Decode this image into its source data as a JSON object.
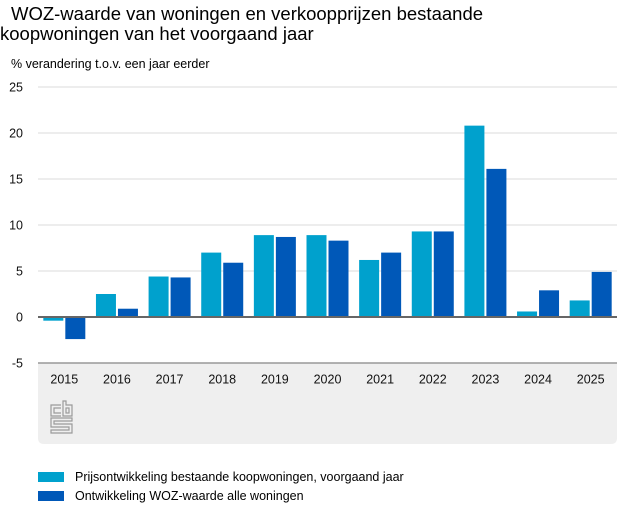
{
  "header": {
    "title_line1": "WOZ-waarde van woningen en verkoopprijzen bestaande",
    "title_line2": "koopwoningen van het voorgaand jaar",
    "subtitle": "% verandering t.o.v. een jaar eerder"
  },
  "logo": {
    "icon": "cbs-logo-icon",
    "text": "cbs"
  },
  "chart_data": {
    "type": "bar",
    "title": "WOZ-waarde van woningen en verkoopprijzen bestaande koopwoningen van het voorgaand jaar",
    "ylabel": "% verandering t.o.v. een jaar eerder",
    "xlabel": "",
    "ylim": [
      -5,
      25
    ],
    "yticks": [
      25,
      20,
      15,
      10,
      5,
      0,
      -5
    ],
    "grid": true,
    "legend_position": "bottom-left",
    "categories": [
      "2015",
      "2016",
      "2017",
      "2018",
      "2019",
      "2020",
      "2021",
      "2022",
      "2023",
      "2024",
      "2025"
    ],
    "series": [
      {
        "name": "Prijsontwikkeling bestaande koopwoningen, voorgaand jaar",
        "color": "#00A1CD",
        "values": [
          -0.4,
          2.5,
          4.4,
          7.0,
          8.9,
          8.9,
          6.2,
          9.3,
          20.8,
          0.6,
          1.8
        ]
      },
      {
        "name": "Ontwikkeling WOZ-waarde alle woningen",
        "color": "#0058B8",
        "values": [
          -2.4,
          0.9,
          4.3,
          5.9,
          8.7,
          8.3,
          7.0,
          9.3,
          16.1,
          2.9,
          4.9
        ]
      }
    ]
  },
  "colors": {
    "gridline": "#e2e2e2",
    "zero_line": "#666666",
    "panel_bg": "#efefef"
  }
}
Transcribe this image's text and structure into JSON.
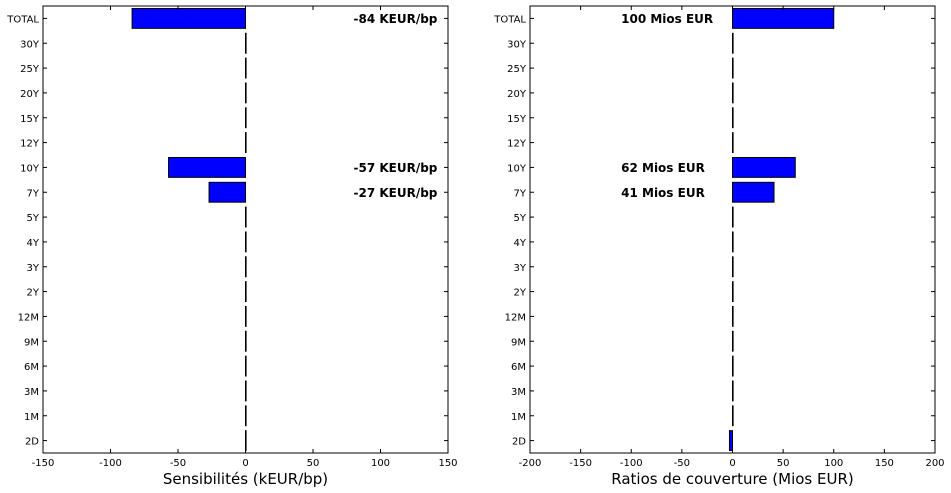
{
  "chart_data": [
    {
      "type": "bar",
      "orientation": "horizontal",
      "categories": [
        "TOTAL",
        "30Y",
        "25Y",
        "20Y",
        "15Y",
        "12Y",
        "10Y",
        "7Y",
        "5Y",
        "4Y",
        "3Y",
        "2Y",
        "12M",
        "9M",
        "6M",
        "3M",
        "1M",
        "2D"
      ],
      "values": [
        -84,
        0,
        0,
        0,
        0,
        0,
        -57,
        -27,
        0,
        0,
        0,
        0,
        0,
        0,
        0,
        0,
        0,
        0
      ],
      "xlabel": "Sensibilités (kEUR/bp)",
      "xlim": [
        -150,
        150
      ],
      "xticks": [
        -150,
        -100,
        -50,
        0,
        50,
        100,
        150
      ],
      "bar_color": "#0000ff",
      "annotations": [
        {
          "category": "TOTAL",
          "text": "-84 KEUR/bp",
          "x": 80
        },
        {
          "category": "10Y",
          "text": "-57 KEUR/bp",
          "x": 80
        },
        {
          "category": "7Y",
          "text": "-27 KEUR/bp",
          "x": 80
        }
      ]
    },
    {
      "type": "bar",
      "orientation": "horizontal",
      "categories": [
        "TOTAL",
        "30Y",
        "25Y",
        "20Y",
        "15Y",
        "12Y",
        "10Y",
        "7Y",
        "5Y",
        "4Y",
        "3Y",
        "2Y",
        "12M",
        "9M",
        "6M",
        "3M",
        "1M",
        "2D"
      ],
      "values": [
        100,
        0,
        0,
        0,
        0,
        0,
        62,
        41,
        0,
        0,
        0,
        0,
        0,
        0,
        0,
        0,
        0,
        -3
      ],
      "xlabel": "Ratios de couverture (Mios EUR)",
      "xlim": [
        -200,
        200
      ],
      "xticks": [
        -200,
        -150,
        -100,
        -50,
        0,
        50,
        100,
        150,
        200
      ],
      "bar_color": "#0000ff",
      "annotations": [
        {
          "category": "TOTAL",
          "text": "100 Mios EUR",
          "x": -110
        },
        {
          "category": "10Y",
          "text": "62 Mios EUR",
          "x": -110
        },
        {
          "category": "7Y",
          "text": "41 Mios EUR",
          "x": -110
        }
      ]
    }
  ]
}
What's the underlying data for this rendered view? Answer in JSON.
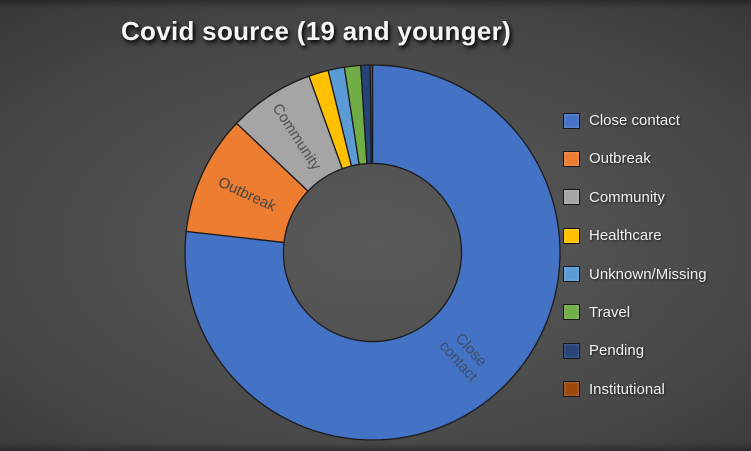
{
  "chart_data": {
    "type": "pie",
    "subtype": "donut",
    "title": "Covid source (19 and younger)",
    "categories": [
      "Close contact",
      "Outbreak",
      "Community",
      "Healthcare",
      "Unknown/Missing",
      "Travel",
      "Pending",
      "Institutional"
    ],
    "values_pct": [
      76.8,
      10.3,
      7.4,
      1.7,
      1.4,
      1.4,
      0.8,
      0.2
    ],
    "colors": [
      "#4472C4",
      "#ED7D31",
      "#A5A5A5",
      "#FFC000",
      "#5B9BD5",
      "#70AD47",
      "#264478",
      "#9E480E"
    ],
    "legend_position": "right",
    "start_angle_deg": 0,
    "direction": "clockwise",
    "inner_radius_ratio": 0.475,
    "outline_color": "#1b1b1b",
    "slice_labels": [
      {
        "index": 0,
        "lines": [
          "Close",
          "contact"
        ],
        "color": "#3e4e68"
      },
      {
        "index": 1,
        "lines": [
          "Outbreak"
        ],
        "color": "#454545"
      },
      {
        "index": 2,
        "lines": [
          "Community"
        ],
        "color": "#4f4f4f"
      }
    ]
  }
}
========
**Objective**.
All of the entries above should be copied exactly, except for the pictures.

**Worked solution**.
Decode this image into its source data as a JSON object.
{
  "header": {
    "title_line1": "WOZ-waarde van woningen en verkoopprijzen bestaande",
    "title_line2": "koopwoningen van het voorgaand jaar",
    "subtitle": "% verandering t.o.v. een jaar eerder"
  },
  "logo": {
    "icon": "cbs-logo-icon",
    "text": "cbs"
  },
  "chart_data": {
    "type": "bar",
    "title": "WOZ-waarde van woningen en verkoopprijzen bestaande koopwoningen van het voorgaand jaar",
    "ylabel": "% verandering t.o.v. een jaar eerder",
    "xlabel": "",
    "ylim": [
      -5,
      25
    ],
    "yticks": [
      25,
      20,
      15,
      10,
      5,
      0,
      -5
    ],
    "grid": true,
    "legend_position": "bottom-left",
    "categories": [
      "2015",
      "2016",
      "2017",
      "2018",
      "2019",
      "2020",
      "2021",
      "2022",
      "2023",
      "2024",
      "2025"
    ],
    "series": [
      {
        "name": "Prijsontwikkeling bestaande koopwoningen, voorgaand jaar",
        "color": "#00A1CD",
        "values": [
          -0.4,
          2.5,
          4.4,
          7.0,
          8.9,
          8.9,
          6.2,
          9.3,
          20.8,
          0.6,
          1.8
        ]
      },
      {
        "name": "Ontwikkeling WOZ-waarde alle woningen",
        "color": "#0058B8",
        "values": [
          -2.4,
          0.9,
          4.3,
          5.9,
          8.7,
          8.3,
          7.0,
          9.3,
          16.1,
          2.9,
          4.9
        ]
      }
    ]
  },
  "colors": {
    "gridline": "#e2e2e2",
    "zero_line": "#666666",
    "panel_bg": "#efefef"
  }
}
Transcribe this image's text and structure into JSON.
{
  "chart_data": [
    {
      "type": "bar",
      "orientation": "horizontal",
      "categories": [
        "TOTAL",
        "30Y",
        "25Y",
        "20Y",
        "15Y",
        "12Y",
        "10Y",
        "7Y",
        "5Y",
        "4Y",
        "3Y",
        "2Y",
        "12M",
        "9M",
        "6M",
        "3M",
        "1M",
        "2D"
      ],
      "values": [
        -84,
        0,
        0,
        0,
        0,
        0,
        -57,
        -27,
        0,
        0,
        0,
        0,
        0,
        0,
        0,
        0,
        0,
        0
      ],
      "xlabel": "Sensibilités (kEUR/bp)",
      "xlim": [
        -150,
        150
      ],
      "xticks": [
        -150,
        -100,
        -50,
        0,
        50,
        100,
        150
      ],
      "bar_color": "#0000ff",
      "annotations": [
        {
          "category": "TOTAL",
          "text": "-84 KEUR/bp",
          "x": 80
        },
        {
          "category": "10Y",
          "text": "-57 KEUR/bp",
          "x": 80
        },
        {
          "category": "7Y",
          "text": "-27 KEUR/bp",
          "x": 80
        }
      ]
    },
    {
      "type": "bar",
      "orientation": "horizontal",
      "categories": [
        "TOTAL",
        "30Y",
        "25Y",
        "20Y",
        "15Y",
        "12Y",
        "10Y",
        "7Y",
        "5Y",
        "4Y",
        "3Y",
        "2Y",
        "12M",
        "9M",
        "6M",
        "3M",
        "1M",
        "2D"
      ],
      "values": [
        100,
        0,
        0,
        0,
        0,
        0,
        62,
        41,
        0,
        0,
        0,
        0,
        0,
        0,
        0,
        0,
        0,
        -3
      ],
      "xlabel": "Ratios de couverture (Mios EUR)",
      "xlim": [
        -200,
        200
      ],
      "xticks": [
        -200,
        -150,
        -100,
        -50,
        0,
        50,
        100,
        150,
        200
      ],
      "bar_color": "#0000ff",
      "annotations": [
        {
          "category": "TOTAL",
          "text": "100 Mios EUR",
          "x": -110
        },
        {
          "category": "10Y",
          "text": "62 Mios EUR",
          "x": -110
        },
        {
          "category": "7Y",
          "text": "41 Mios EUR",
          "x": -110
        }
      ]
    }
  ]
}
What's the underlying data for this rendered view? Answer in JSON.
{
  "chart_data": {
    "type": "pie",
    "subtype": "donut",
    "title": "Covid source (19 and younger)",
    "categories": [
      "Close contact",
      "Outbreak",
      "Community",
      "Healthcare",
      "Unknown/Missing",
      "Travel",
      "Pending",
      "Institutional"
    ],
    "values_pct": [
      76.8,
      10.3,
      7.4,
      1.7,
      1.4,
      1.4,
      0.8,
      0.2
    ],
    "colors": [
      "#4472C4",
      "#ED7D31",
      "#A5A5A5",
      "#FFC000",
      "#5B9BD5",
      "#70AD47",
      "#264478",
      "#9E480E"
    ],
    "legend_position": "right",
    "start_angle_deg": 0,
    "direction": "clockwise",
    "inner_radius_ratio": 0.475,
    "outline_color": "#1b1b1b",
    "slice_labels": [
      {
        "index": 0,
        "lines": [
          "Close",
          "contact"
        ],
        "color": "#3e4e68"
      },
      {
        "index": 1,
        "lines": [
          "Outbreak"
        ],
        "color": "#454545"
      },
      {
        "index": 2,
        "lines": [
          "Community"
        ],
        "color": "#4f4f4f"
      }
    ]
  }
}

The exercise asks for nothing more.